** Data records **
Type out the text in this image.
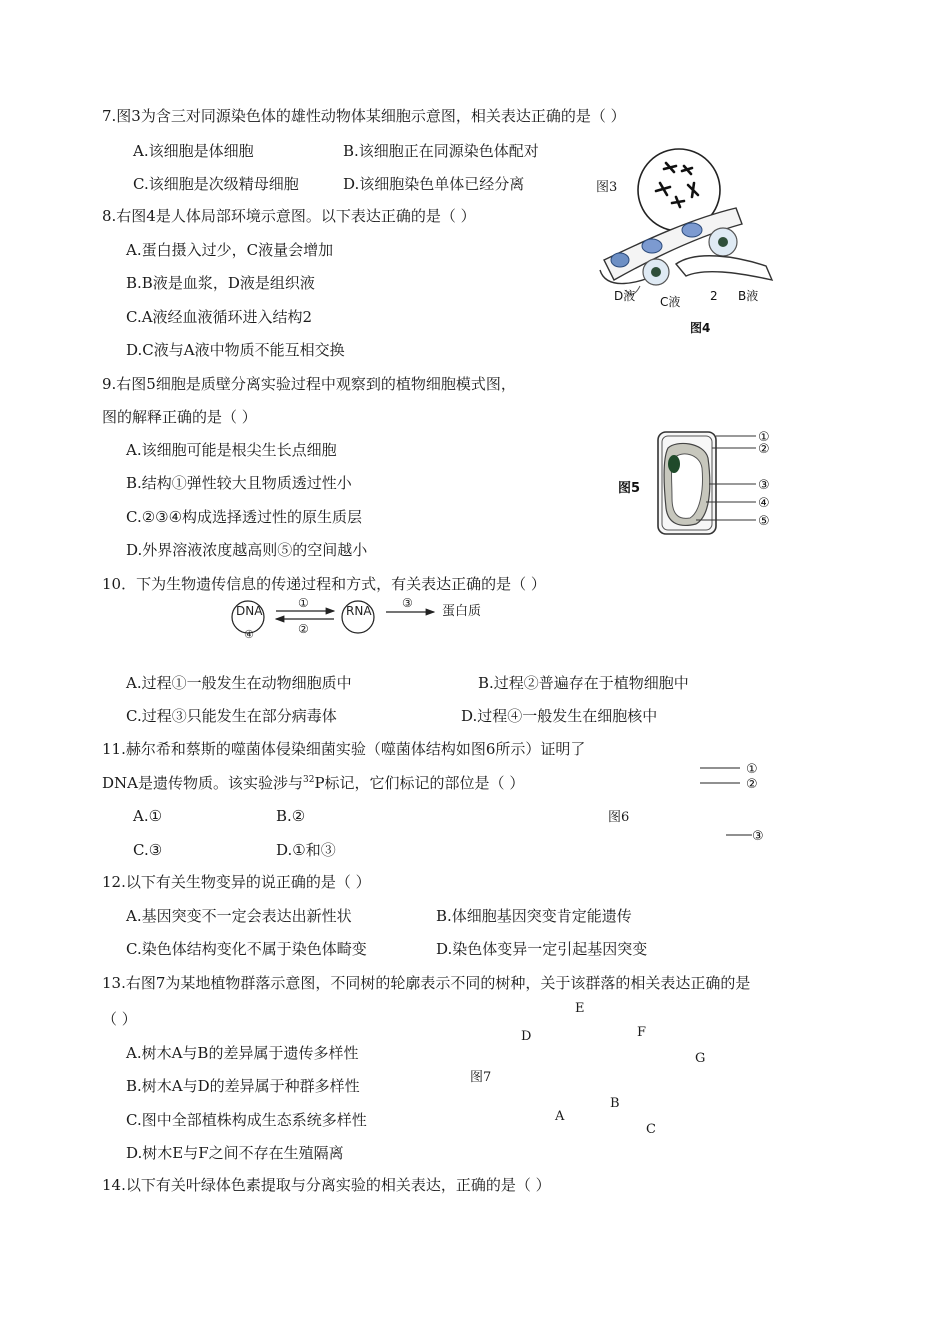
7.图3为含三对同源染色体的雄性动物体某细胞示意图，相关表达正确的是（ ）
A.该细胞是体细胞	B.该细胞正在同源染色体配对
C.该细胞是次级精母细胞	D.该细胞染色单体已经分离	图3
8.右图4是人体局部环境示意图。以下表达正确的是（ ）
A.蛋白摄入过少，C液量会增加
B.B液是血浆，D液是组织液
C.A液经血液循环进入结构2
D.C液与A液中物质不能互相交换
D液 C液 2 B液
图4
9.右图5细胞是质壁分离实验过程中观察到的植物细胞模式图，
图的解释正确的是（ ）
A.该细胞可能是根尖生长点细胞
B.结构①弹性较大且物质透过性小
C.②③④构成选择透过性的原生质层
D.外界溶液浓度越高则⑤的空间越小
图5
①
②
③
④
⑤
10．下为生物遗传信息的传递过程和方式，有关表达正确的是（ ）
DNA
④
①
②
RNA
③
蛋白质
A.过程①一般发生在动物细胞质中	B.过程②普遍存在于植物细胞中
C.过程③只能发生在部分病毒体	D.过程④一般发生在细胞核中
11.赫尔希和蔡斯的噬菌体侵染细菌实验（噬菌体结构如图6所示）证明了
DNA是遗传物质。该实验涉与$^{32}$P标记，它们标记的部位是（ ）
A.①	B.②
C.③	D.①和③
图6
①
②
③
12.以下有关生物变异的说正确的是（ ）
A.基因突变不一定会表达出新性状	B.体细胞基因突变肯定能遗传
C.染色体结构变化不属于染色体畸变	D.染色体变异一定引起基因突变
13.右图7为某地植物群落示意图，不同树的轮廓表示不同的树种，关于该群落的相关表达正确的是
（ ）
A.树木A与B的差异属于遗传多样性
B.树木A与D的差异属于种群多样性
C.图中全部植株构成生态系统多样性
D.树木E与F之间不存在生殖隔离
E
D	F
G
图7
B
A
C
14.以下有关叶绿体色素提取与分离实验的相关表达，正确的是（ ）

** TASK GOAL **
Exclude the images and reproduce the remaining data exactly.

** RESULT FOR THIS EXERCISE **
Type out the text in this image.
7.图3为含三对同源染色体的雄性动物体某细胞示意图，相关表达正确的是（ ）
A.该细胞是体细胞	B.该细胞正在同源染色体配对
C.该细胞是次级精母细胞	D.该细胞染色单体已经分离	图3
8.右图4是人体局部环境示意图。以下表达正确的是（ ）
A.蛋白摄入过少，C液量会增加
B.B液是血浆，D液是组织液
C.A液经血液循环进入结构2
D.C液与A液中物质不能互相交换
D液 C液 2 B液
图4
9.右图5细胞是质壁分离实验过程中观察到的植物细胞模式图，
图的解释正确的是（ ）
A.该细胞可能是根尖生长点细胞
B.结构①弹性较大且物质透过性小
C.②③④构成选择透过性的原生质层
D.外界溶液浓度越高则⑤的空间越小
图5
①
②
③
④
⑤
10．下为生物遗传信息的传递过程和方式，有关表达正确的是（ ）
DNA
④
①
②
RNA
③
蛋白质
A.过程①一般发生在动物细胞质中	B.过程②普遍存在于植物细胞中
C.过程③只能发生在部分病毒体	D.过程④一般发生在细胞核中
11.赫尔希和蔡斯的噬菌体侵染细菌实验（噬菌体结构如图6所示）证明了
DNA是遗传物质。该实验涉与$^{32}$P标记，它们标记的部位是（ ）
A.①	B.②
C.③	D.①和③
图6
①
②
③
12.以下有关生物变异的说正确的是（ ）
A.基因突变不一定会表达出新性状	B.体细胞基因突变肯定能遗传
C.染色体结构变化不属于染色体畸变	D.染色体变异一定引起基因突变
13.右图7为某地植物群落示意图，不同树的轮廓表示不同的树种，关于该群落的相关表达正确的是
（ ）
A.树木A与B的差异属于遗传多样性
B.树木A与D的差异属于种群多样性
C.图中全部植株构成生态系统多样性
D.树木E与F之间不存在生殖隔离
E
D	F
G
图7
B
A
C
14.以下有关叶绿体色素提取与分离实验的相关表达，正确的是（ ）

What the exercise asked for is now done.